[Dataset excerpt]
---

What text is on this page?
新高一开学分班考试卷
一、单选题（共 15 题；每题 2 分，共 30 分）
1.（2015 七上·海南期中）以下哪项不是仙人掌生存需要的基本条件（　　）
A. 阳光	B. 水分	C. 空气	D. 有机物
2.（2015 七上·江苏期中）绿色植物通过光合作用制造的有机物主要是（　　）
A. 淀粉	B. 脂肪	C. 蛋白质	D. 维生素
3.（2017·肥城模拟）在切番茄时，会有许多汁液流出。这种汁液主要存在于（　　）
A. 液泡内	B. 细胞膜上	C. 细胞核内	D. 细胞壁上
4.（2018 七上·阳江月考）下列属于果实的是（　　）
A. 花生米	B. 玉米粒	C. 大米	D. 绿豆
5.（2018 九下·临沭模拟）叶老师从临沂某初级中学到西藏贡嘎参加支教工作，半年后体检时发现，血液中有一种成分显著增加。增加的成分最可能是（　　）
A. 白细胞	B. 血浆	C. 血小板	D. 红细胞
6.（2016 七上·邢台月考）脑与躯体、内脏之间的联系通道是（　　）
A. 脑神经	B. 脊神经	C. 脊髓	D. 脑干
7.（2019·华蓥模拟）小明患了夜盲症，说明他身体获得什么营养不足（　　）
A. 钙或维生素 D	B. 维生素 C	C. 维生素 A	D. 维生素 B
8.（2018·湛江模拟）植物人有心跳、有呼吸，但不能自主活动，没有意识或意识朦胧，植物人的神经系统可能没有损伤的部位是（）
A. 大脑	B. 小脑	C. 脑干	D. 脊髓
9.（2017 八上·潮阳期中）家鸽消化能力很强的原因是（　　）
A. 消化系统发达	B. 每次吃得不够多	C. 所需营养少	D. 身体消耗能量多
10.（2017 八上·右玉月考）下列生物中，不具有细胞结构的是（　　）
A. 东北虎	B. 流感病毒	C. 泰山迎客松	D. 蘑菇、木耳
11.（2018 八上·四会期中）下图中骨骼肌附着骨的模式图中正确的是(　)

---

* **What the task asks**
Above are some records. Print them all exactly.

* **Exercise response**
What text is on this page?
新高一开学分班考试卷
一、单选题（共 15 题；每题 2 分，共 30 分）
1.（2015 七上·海南期中）以下哪项不是仙人掌生存需要的基本条件（　　）
A. 阳光	B. 水分	C. 空气	D. 有机物
2.（2015 七上·江苏期中）绿色植物通过光合作用制造的有机物主要是（　　）
A. 淀粉	B. 脂肪	C. 蛋白质	D. 维生素
3.（2017·肥城模拟）在切番茄时，会有许多汁液流出。这种汁液主要存在于（　　）
A. 液泡内	B. 细胞膜上	C. 细胞核内	D. 细胞壁上
4.（2018 七上·阳江月考）下列属于果实的是（　　）
A. 花生米	B. 玉米粒	C. 大米	D. 绿豆
5.（2018 九下·临沭模拟）叶老师从临沂某初级中学到西藏贡嘎参加支教工作，半年后体检时发现，血液中有一种成分显著增加。增加的成分最可能是（　　）
A. 白细胞	B. 血浆	C. 血小板	D. 红细胞
6.（2016 七上·邢台月考）脑与躯体、内脏之间的联系通道是（　　）
A. 脑神经	B. 脊神经	C. 脊髓	D. 脑干
7.（2019·华蓥模拟）小明患了夜盲症，说明他身体获得什么营养不足（　　）
A. 钙或维生素 D	B. 维生素 C	C. 维生素 A	D. 维生素 B
8.（2018·湛江模拟）植物人有心跳、有呼吸，但不能自主活动，没有意识或意识朦胧，植物人的神经系统可能没有损伤的部位是（）
A. 大脑	B. 小脑	C. 脑干	D. 脊髓
9.（2017 八上·潮阳期中）家鸽消化能力很强的原因是（　　）
A. 消化系统发达	B. 每次吃得不够多	C. 所需营养少	D. 身体消耗能量多
10.（2017 八上·右玉月考）下列生物中，不具有细胞结构的是（　　）
A. 东北虎	B. 流感病毒	C. 泰山迎客松	D. 蘑菇、木耳
11.（2018 八上·四会期中）下图中骨骼肌附着骨的模式图中正确的是(　)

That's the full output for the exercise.